**EXERCISE INSTRUCTIONS:** Check each line below for the word "enfoque", and copy those that have it.

**A run of records:**
══════════
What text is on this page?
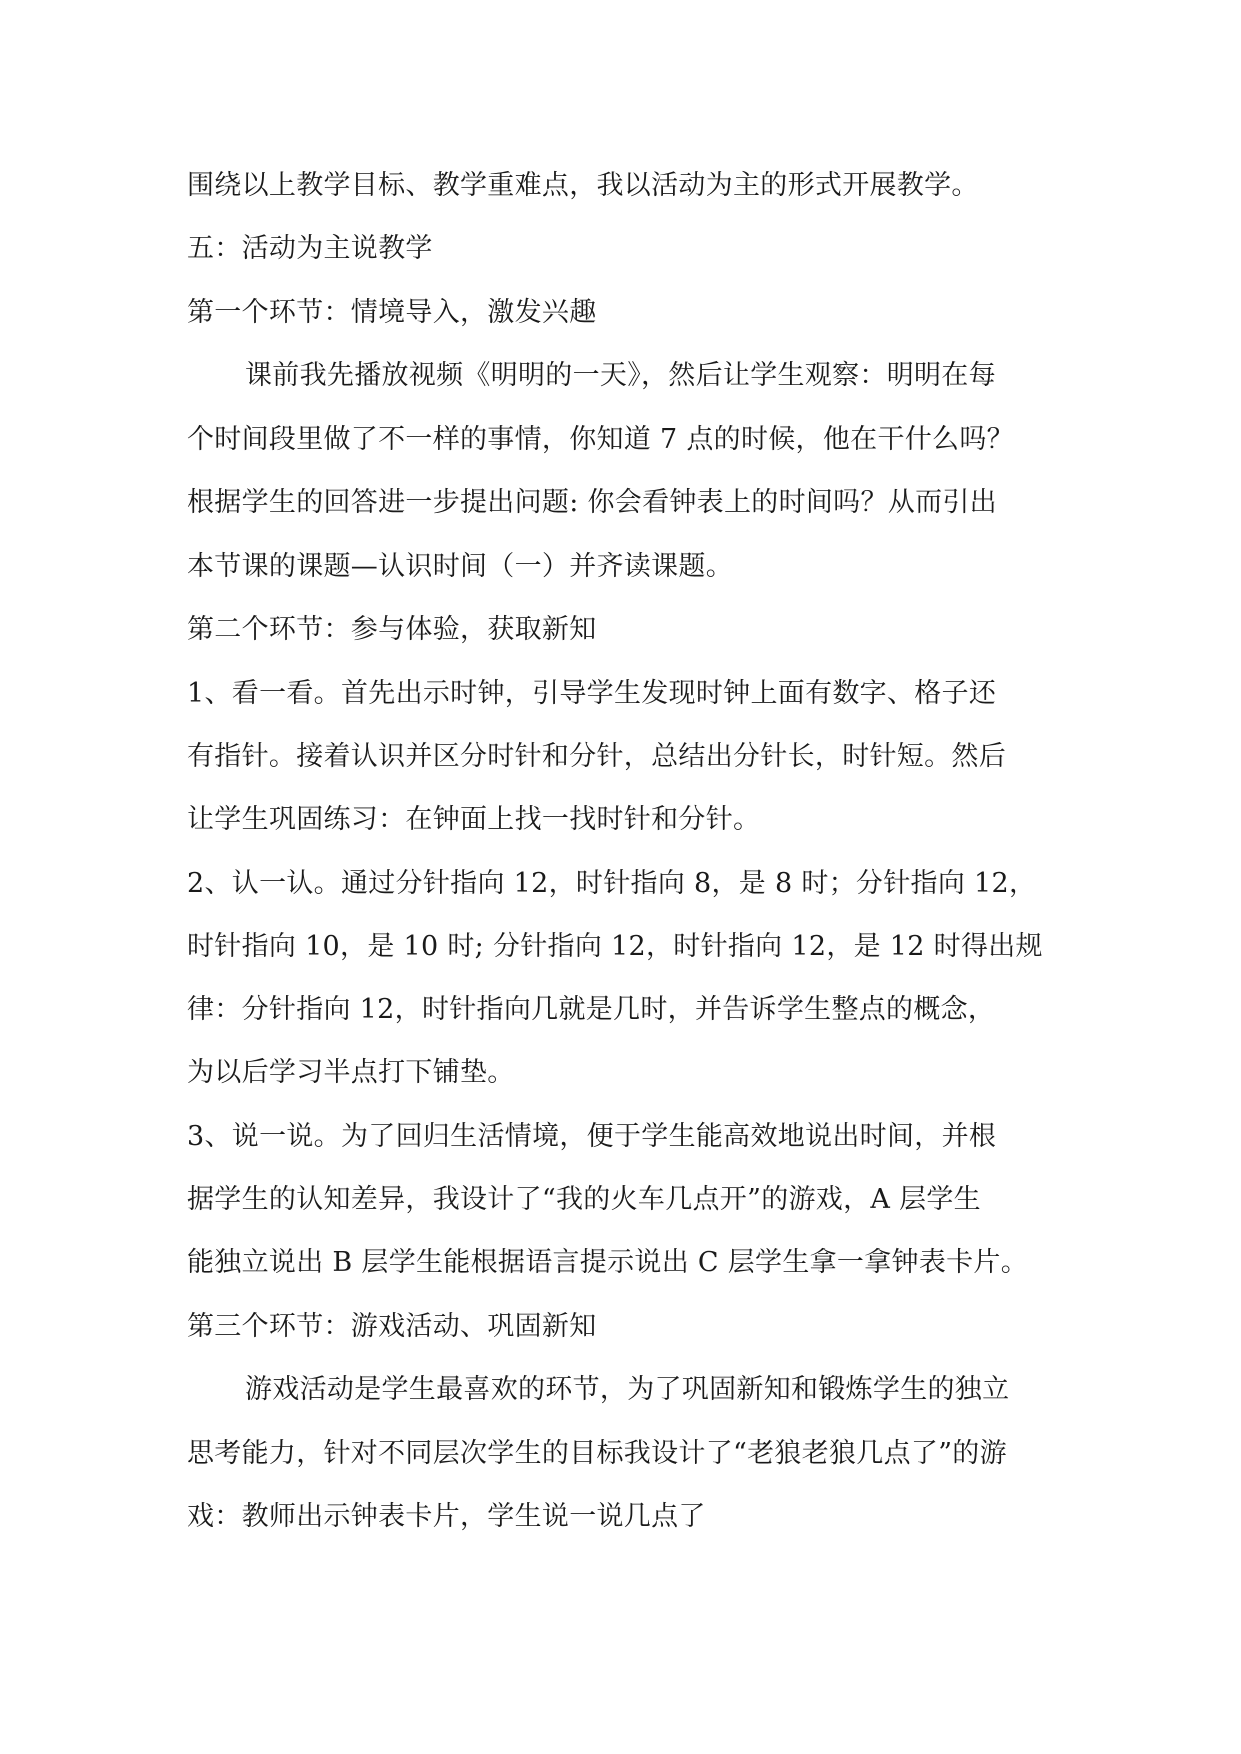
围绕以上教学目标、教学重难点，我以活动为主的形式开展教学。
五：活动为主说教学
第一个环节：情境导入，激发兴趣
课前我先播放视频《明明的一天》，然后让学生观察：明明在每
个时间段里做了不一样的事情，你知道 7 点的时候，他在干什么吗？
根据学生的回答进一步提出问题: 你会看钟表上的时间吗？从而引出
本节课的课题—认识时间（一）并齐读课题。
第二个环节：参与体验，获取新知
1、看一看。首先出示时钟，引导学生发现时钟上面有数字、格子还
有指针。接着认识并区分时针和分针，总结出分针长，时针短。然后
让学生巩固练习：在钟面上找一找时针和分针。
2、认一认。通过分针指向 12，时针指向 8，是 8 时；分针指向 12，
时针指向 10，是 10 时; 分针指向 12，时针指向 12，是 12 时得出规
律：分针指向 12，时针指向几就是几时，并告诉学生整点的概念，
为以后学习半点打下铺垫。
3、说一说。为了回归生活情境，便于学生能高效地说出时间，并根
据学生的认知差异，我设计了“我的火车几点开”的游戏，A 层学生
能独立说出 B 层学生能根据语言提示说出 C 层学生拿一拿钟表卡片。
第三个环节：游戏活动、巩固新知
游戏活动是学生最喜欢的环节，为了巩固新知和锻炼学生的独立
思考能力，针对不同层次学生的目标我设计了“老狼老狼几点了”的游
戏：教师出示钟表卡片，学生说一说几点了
══════════
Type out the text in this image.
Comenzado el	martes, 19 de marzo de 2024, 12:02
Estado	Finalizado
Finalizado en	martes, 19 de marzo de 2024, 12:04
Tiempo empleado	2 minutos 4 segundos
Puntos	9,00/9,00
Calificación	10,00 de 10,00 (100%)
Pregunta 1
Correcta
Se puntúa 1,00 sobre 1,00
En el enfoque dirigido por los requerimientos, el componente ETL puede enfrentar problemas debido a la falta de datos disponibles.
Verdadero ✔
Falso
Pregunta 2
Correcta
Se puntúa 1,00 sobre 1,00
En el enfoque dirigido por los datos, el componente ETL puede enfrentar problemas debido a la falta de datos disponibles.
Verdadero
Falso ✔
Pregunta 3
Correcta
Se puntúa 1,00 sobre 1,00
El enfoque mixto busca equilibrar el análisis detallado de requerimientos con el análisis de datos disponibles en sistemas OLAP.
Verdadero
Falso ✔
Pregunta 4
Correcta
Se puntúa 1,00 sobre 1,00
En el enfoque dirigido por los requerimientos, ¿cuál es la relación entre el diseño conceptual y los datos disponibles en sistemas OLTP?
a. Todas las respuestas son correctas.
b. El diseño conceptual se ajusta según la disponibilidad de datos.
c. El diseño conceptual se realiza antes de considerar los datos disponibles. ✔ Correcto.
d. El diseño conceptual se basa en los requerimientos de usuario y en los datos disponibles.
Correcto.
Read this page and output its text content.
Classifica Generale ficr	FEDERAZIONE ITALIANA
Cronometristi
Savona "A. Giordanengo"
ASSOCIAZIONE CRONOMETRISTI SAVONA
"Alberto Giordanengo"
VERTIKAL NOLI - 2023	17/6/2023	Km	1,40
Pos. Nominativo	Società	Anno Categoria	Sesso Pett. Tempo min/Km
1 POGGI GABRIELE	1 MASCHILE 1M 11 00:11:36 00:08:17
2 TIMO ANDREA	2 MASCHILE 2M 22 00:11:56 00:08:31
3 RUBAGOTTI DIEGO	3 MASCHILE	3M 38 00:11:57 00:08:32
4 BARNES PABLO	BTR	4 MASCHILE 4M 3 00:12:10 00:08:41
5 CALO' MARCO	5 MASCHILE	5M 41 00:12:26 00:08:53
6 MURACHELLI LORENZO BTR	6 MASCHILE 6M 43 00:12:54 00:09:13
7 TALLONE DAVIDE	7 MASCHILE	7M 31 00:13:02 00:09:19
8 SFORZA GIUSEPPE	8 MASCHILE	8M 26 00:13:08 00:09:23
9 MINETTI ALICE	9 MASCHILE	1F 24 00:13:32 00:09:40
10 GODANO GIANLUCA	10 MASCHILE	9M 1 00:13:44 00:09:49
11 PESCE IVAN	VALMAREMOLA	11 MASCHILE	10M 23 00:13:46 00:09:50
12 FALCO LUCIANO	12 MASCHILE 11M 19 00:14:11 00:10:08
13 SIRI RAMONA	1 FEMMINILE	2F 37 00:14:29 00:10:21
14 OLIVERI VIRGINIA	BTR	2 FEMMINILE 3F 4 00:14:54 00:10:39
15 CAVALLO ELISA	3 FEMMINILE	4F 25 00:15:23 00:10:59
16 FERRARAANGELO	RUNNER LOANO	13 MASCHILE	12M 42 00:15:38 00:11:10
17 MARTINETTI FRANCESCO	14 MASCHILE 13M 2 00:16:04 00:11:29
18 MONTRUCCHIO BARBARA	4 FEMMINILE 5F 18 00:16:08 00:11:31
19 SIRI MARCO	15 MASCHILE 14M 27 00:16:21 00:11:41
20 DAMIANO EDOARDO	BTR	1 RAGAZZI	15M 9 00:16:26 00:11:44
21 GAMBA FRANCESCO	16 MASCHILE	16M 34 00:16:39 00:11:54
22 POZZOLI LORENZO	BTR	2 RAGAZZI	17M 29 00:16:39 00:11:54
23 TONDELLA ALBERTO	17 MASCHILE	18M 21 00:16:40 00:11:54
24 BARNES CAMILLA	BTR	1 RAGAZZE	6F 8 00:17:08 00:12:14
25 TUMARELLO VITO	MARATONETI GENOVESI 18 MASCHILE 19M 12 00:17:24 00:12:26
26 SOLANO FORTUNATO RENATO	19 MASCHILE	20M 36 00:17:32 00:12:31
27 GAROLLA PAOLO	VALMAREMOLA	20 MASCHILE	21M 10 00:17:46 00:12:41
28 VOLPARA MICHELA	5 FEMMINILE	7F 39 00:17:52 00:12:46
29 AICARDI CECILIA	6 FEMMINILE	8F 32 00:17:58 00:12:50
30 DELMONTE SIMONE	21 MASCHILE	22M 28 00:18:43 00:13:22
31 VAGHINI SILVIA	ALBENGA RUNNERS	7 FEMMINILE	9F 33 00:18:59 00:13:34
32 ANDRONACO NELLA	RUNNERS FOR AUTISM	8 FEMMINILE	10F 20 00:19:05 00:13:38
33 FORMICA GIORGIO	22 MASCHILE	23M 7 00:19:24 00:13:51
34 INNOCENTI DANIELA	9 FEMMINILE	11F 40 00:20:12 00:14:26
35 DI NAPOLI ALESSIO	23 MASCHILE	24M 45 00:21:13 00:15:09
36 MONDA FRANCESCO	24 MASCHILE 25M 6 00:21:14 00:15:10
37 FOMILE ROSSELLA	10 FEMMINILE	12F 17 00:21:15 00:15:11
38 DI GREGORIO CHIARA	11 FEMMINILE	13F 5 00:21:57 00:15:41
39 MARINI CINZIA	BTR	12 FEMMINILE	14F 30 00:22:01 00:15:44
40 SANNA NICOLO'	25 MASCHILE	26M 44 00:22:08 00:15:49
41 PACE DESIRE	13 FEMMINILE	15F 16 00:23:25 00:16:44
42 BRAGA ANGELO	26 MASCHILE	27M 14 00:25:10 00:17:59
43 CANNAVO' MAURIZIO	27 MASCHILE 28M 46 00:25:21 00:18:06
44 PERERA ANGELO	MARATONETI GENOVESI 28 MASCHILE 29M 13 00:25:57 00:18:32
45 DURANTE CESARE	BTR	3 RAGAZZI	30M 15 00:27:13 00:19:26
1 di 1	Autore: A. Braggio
══════════
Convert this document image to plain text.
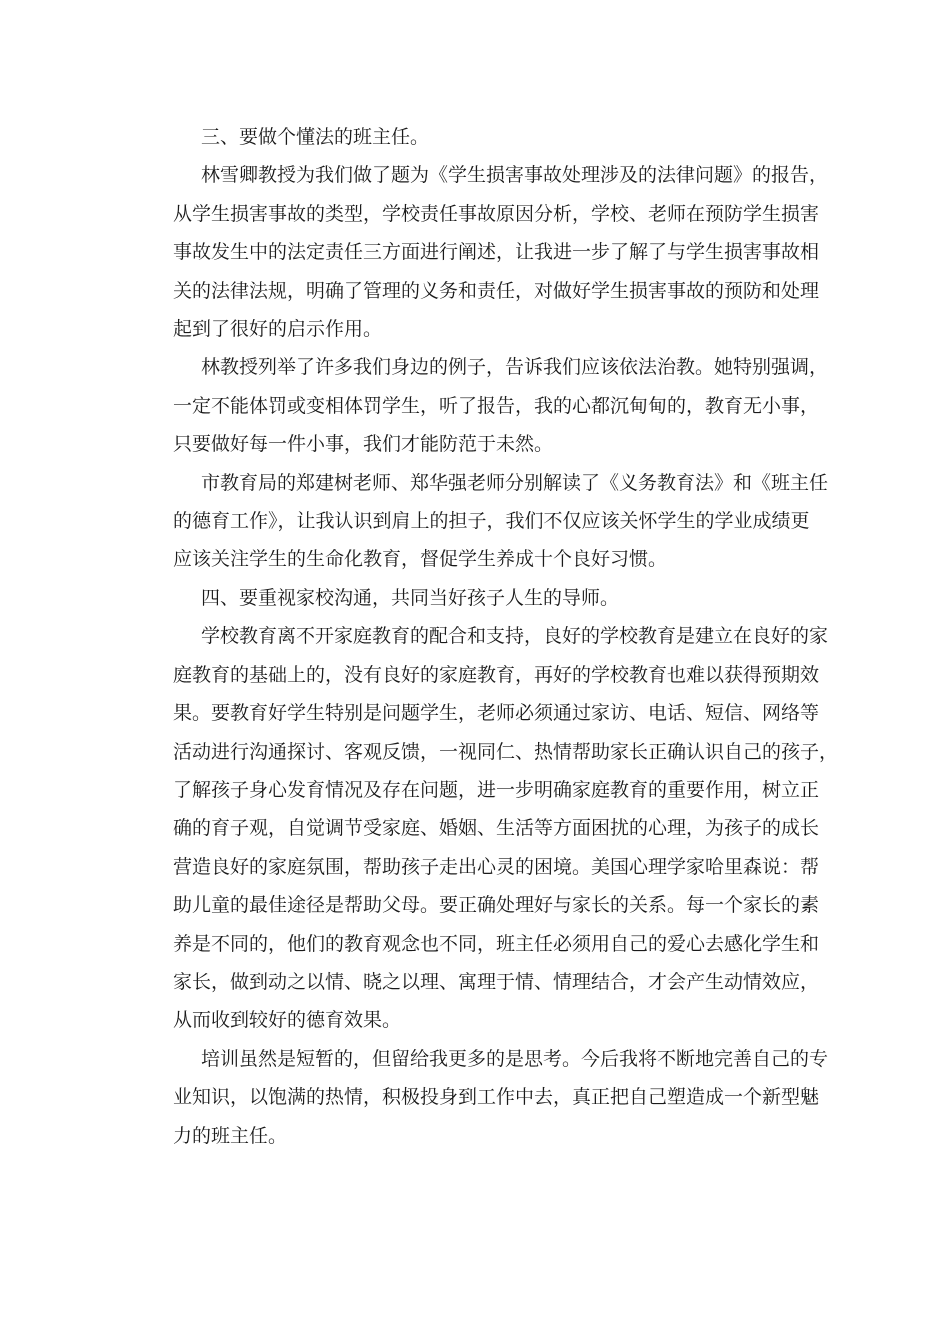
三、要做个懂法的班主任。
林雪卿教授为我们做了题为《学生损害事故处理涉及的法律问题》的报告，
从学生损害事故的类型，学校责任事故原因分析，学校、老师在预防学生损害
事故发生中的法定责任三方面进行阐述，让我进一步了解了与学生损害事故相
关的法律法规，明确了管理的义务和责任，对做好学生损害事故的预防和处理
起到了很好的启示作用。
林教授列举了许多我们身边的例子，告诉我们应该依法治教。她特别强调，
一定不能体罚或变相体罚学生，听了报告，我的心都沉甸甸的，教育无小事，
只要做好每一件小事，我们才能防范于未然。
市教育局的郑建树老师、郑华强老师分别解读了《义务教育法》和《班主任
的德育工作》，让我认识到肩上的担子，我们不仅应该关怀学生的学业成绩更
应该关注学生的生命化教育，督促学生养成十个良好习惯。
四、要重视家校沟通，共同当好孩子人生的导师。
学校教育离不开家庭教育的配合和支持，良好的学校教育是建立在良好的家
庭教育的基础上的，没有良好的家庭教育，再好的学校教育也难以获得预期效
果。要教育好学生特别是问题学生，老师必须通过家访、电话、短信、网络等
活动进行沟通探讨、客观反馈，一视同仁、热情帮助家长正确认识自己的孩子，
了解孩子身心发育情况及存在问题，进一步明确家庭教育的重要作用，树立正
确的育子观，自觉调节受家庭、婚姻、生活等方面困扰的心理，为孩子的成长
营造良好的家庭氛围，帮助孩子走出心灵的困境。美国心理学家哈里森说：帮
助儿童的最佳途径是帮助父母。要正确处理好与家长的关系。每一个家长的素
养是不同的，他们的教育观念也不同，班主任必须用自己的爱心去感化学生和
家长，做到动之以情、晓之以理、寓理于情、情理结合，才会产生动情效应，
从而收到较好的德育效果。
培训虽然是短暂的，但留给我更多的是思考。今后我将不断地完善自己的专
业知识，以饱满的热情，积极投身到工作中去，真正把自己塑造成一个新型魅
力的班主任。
══════════
**FINISHED ANSWER:**
En el enfoque dirigido por los requerimientos, el componente ETL puede enfrentar problemas debido a la falta de datos disponibles.
En el enfoque dirigido por los datos, el componente ETL puede enfrentar problemas debido a la falta de datos disponibles.
El enfoque mixto busca equilibrar el análisis detallado de requerimientos con el análisis de datos disponibles en sistemas OLAP.
En el enfoque dirigido por los requerimientos, ¿cuál es la relación entre el diseño conceptual y los datos disponibles en sistemas OLTP?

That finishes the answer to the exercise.